Another aspect of mages is that they fit in the larger narrative held by Type-Moon about the Ages, mystery and the value of individuals against society. Back in the Age of Gods, mass production was rare so everything that was high quality was rare. Once humans conquered technology, the age of gods ended and the age of man started but it was still focused on individuals. But with the advent of the modern age and industrialization the value of unique things died and mass production came to be prominent. This is why Nobunaga is a mystery killer in Fate, since his destruction of the invincible Takeda cavalry by means of firearms employed by farmers proved that quantity overruled quality. That and his burning of Mount Hiei. The later creation of film also severely weakened mystery as information and images could now travel around the world (hence why Edison's NP in FGO is also a mystery killer). This is fairly well elaborated in Mahoutsukai no Yoru and there's quite an interesting perspective there about consumption society and how it basically burns the future in order to achieve more in the present (the same discussion we see in C: The money of soul and possibility control, but with an opposite conclusion). Nasu's historical vision puts a lot of emphasis on the french revolution and is, in a sense, very close to Hobesbawn's which, funnily enough, makes the Type-Moon an exceedingly sociological one.

==*==

### GIVEN INSTRUCTION 1
Please repeat the entries below, from the line with "x-tick-year: 2025 <box>362 467 398 484</box>" up to and including the line with "minor-grid-line <box>114 290 810 292</box>".
### GIVEN INSTRUCTION 2
Carry on the passage about mystery and the Ages in Type-Moon, picking up after its final sentence.

Visual layout entries:

==*==

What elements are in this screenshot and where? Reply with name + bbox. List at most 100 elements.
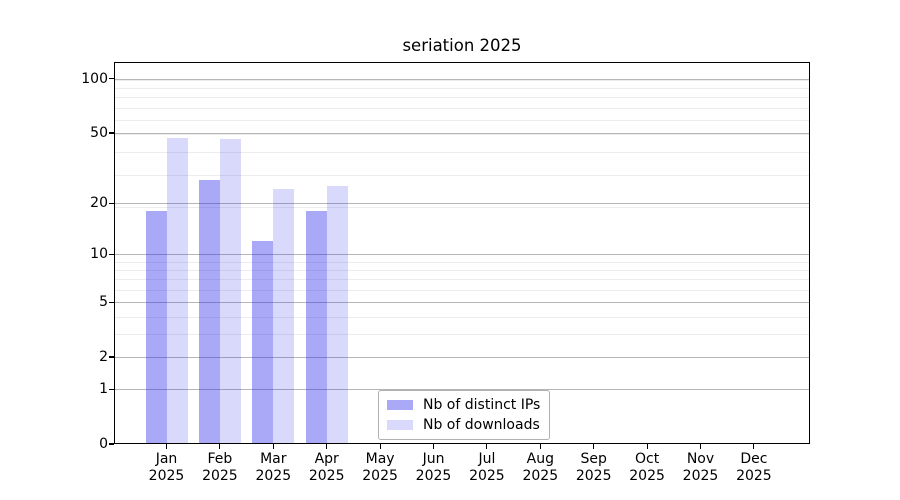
x-tick-year: 2025 <box>362 467 398 484</box>
minor-grid-line <box>114 174 810 176</box>
legend-item-nb-of-downloads: Nb of downloads <box>387 417 540 433</box>
x-tick-month: Oct <box>634 451 660 467</box>
minor-grid-line <box>114 290 810 292</box>
bar-nb-of-distinct-ips-mar <box>252 241 274 444</box>
x-axis-tick-label: Oct 2025 <box>615 451 679 484</box>
x-tick-mark <box>326 444 328 449</box>
x-tick-year: 2025 <box>415 467 452 484</box>
y-axis-tick-label: 0 <box>99 436 108 452</box>
y-axis-tick-label: 2 <box>99 349 108 366</box>
legend: Nb of distinct IPs Nb of downloads <box>378 390 551 440</box>
x-axis-tick-label: Feb 2025 <box>188 451 252 484</box>
x-axis-tick-label: Mar 2025 <box>241 451 305 484</box>
y-axis-tick-label: 10 <box>90 246 108 263</box>
major-grid-line <box>114 78 810 80</box>
x-tick-month: Apr <box>314 451 339 467</box>
bar-nb-of-downloads-apr <box>326 186 348 444</box>
x-tick-month: Jan <box>155 451 178 467</box>
minor-grid-line <box>114 279 810 281</box>
x-axis-tick-label: Jan 2025 <box>135 451 199 484</box>
minor-grid-line <box>114 316 810 318</box>
bar-nb-of-downloads-jan <box>166 137 188 444</box>
x-tick-mark <box>539 444 541 449</box>
y-tick-mark <box>109 78 114 80</box>
x-tick-mark <box>646 444 648 449</box>
legend-swatch-nb-of-downloads <box>387 420 413 430</box>
x-tick-year: 2025 <box>202 467 238 484</box>
minor-grid-line <box>114 107 810 109</box>
x-tick-mark <box>165 444 168 449</box>
minor-grid-line <box>114 270 810 272</box>
legend-label-nb-of-downloads: Nb of downloads <box>423 417 540 433</box>
x-tick-year: 2025 <box>522 467 559 484</box>
x-tick-month: May <box>365 451 395 467</box>
x-axis-tick-label: Jun 2025 <box>402 451 466 484</box>
y-axis-tick-label: 20 <box>90 195 108 212</box>
chart-title: seriation 2025 <box>402 36 522 55</box>
minor-grid-line <box>114 261 810 263</box>
x-tick-mark <box>753 444 755 449</box>
x-tick-month: Aug <box>526 451 554 467</box>
x-tick-month: Jun <box>422 451 445 467</box>
x-axis-tick-label: Jul 2025 <box>455 451 519 484</box>
bar-nb-of-distinct-ips-jan <box>145 211 167 444</box>
y-tick-mark <box>109 132 114 134</box>
x-tick-month: Mar <box>260 451 287 467</box>
x-tick-mark <box>219 444 221 449</box>
x-axis-tick-label: Nov 2025 <box>669 451 733 484</box>
x-axis-tick-label: Dec 2025 <box>722 451 786 484</box>
x-tick-month: Dec <box>740 451 768 467</box>
legend-item-nb-of-distinct-ips: Nb of distinct IPs <box>387 397 540 413</box>
minor-grid-line <box>114 87 810 89</box>
x-tick-mark <box>486 444 488 449</box>
minor-grid-line <box>114 134 810 136</box>
x-tick-year: 2025 <box>575 467 612 484</box>
x-tick-year: 2025 <box>148 467 185 484</box>
x-axis-tick-label: May 2025 <box>348 451 412 484</box>
y-tick-mark <box>109 202 114 204</box>
x-tick-mark <box>379 444 381 449</box>
minor-grid-line <box>114 152 810 154</box>
x-tick-year: 2025 <box>255 467 292 484</box>
x-tick-mark <box>272 444 274 449</box>
x-axis-tick-label: Sep 2025 <box>562 451 626 484</box>
minor-grid-line <box>114 206 810 208</box>
major-grid-line <box>114 389 810 391</box>
minor-grid-line <box>114 334 810 336</box>
bar-nb-of-downloads-mar <box>273 189 295 444</box>
major-grid-line <box>114 254 810 256</box>
minor-grid-line <box>114 97 810 99</box>
major-grid-line <box>114 132 810 134</box>
y-axis-tick-label: 100 <box>81 70 108 87</box>
x-tick-year: 2025 <box>736 467 772 484</box>
y-tick-mark <box>109 356 114 358</box>
x-tick-year: 2025 <box>629 467 665 484</box>
minor-grid-line <box>114 120 810 122</box>
major-grid-line <box>114 302 810 304</box>
y-tick-mark <box>109 388 114 390</box>
x-tick-mark <box>699 444 702 449</box>
bar-nb-of-downloads-feb <box>219 139 241 444</box>
y-tick-mark <box>109 443 114 445</box>
x-tick-mark <box>593 444 595 449</box>
x-axis-tick-label: Apr 2025 <box>295 451 359 484</box>
y-axis-tick-label: 5 <box>99 294 108 311</box>
x-tick-year: 2025 <box>308 467 345 484</box>
x-tick-year: 2025 <box>682 467 719 484</box>
y-tick-mark <box>109 301 114 303</box>
major-grid-line <box>114 357 810 359</box>
y-axis-tick-label: 1 <box>99 381 108 398</box>
bar-nb-of-distinct-ips-feb <box>198 180 220 444</box>
x-tick-mark <box>432 444 435 449</box>
x-tick-month: Jul <box>478 451 496 467</box>
legend-label-nb-of-distinct-ips: Nb of distinct IPs <box>423 397 541 413</box>
y-axis-tick-label: 50 <box>90 124 108 141</box>
plot-area <box>114 62 810 444</box>
x-tick-month: Sep <box>580 451 607 467</box>
x-tick-month: Feb <box>207 451 233 467</box>
legend-swatch-nb-of-distinct-ips <box>387 400 413 410</box>
minor-grid-line <box>114 79 810 81</box>
x-axis-tick-label: Aug 2025 <box>508 451 572 484</box>
x-tick-month: Nov <box>686 451 715 467</box>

==*==

### RESPONSE 1
x-tick-year: 2025 <box>362 467 398 484</box>
minor-grid-line <box>114 174 810 176</box>
legend-item-nb-of-downloads: Nb of downloads <box>387 417 540 433</box>
x-tick-month: Oct <box>634 451 660 467</box>
minor-grid-line <box>114 290 810 292</box>

### RESPONSE 2
So in a world where the conveniences of modern technology are so prevalent mages are people who reject that for the "old ways" of magic. There's a very good scene of that in Fate/Zero where Kirei points out to himself how Tohsaka Tokiomi could easily use a fax to achieve the same result but because that was such a "pleb move" he, as a mage, could never lower himself to do so. A crasser example was when someone, in a very old Q&A with Nasu & Takeuchi, asked wheter a mage could use a Bounded Field to freeze a girl's skirt mid air to get a pantyshot (...) and Takeuchi answered saying that this kind of overblown solution to a simple problem is exactly how a mage would think.

This all ties back to Nasu's perspective on the future of mankind, something he discussed a lot since Angel Notes. His old vision was that mankind was doomed to burn itself and the world, resulting in the lifeless Land of Steel, but nowadays he seems a bit more hopeful and seem to veer towards a direction where the future of mankind is to leave Earth behind and fare into space. You can see that in Fate/Extra CCC, Tsuki no Sango and, in a certain way, in the fact the killing of Tiamat in FGO is called "childhood's end". In that perspective, mages and magic are things of the past, people trying to hold on to something that is bound to disappear. The world of Type-Moon is one of dying magic (something that's been mentioned since Kara no Kyoukai) but unlike most series where this happens this dying of magic is seen in a positive light that'll usher the next age - The Age of Will.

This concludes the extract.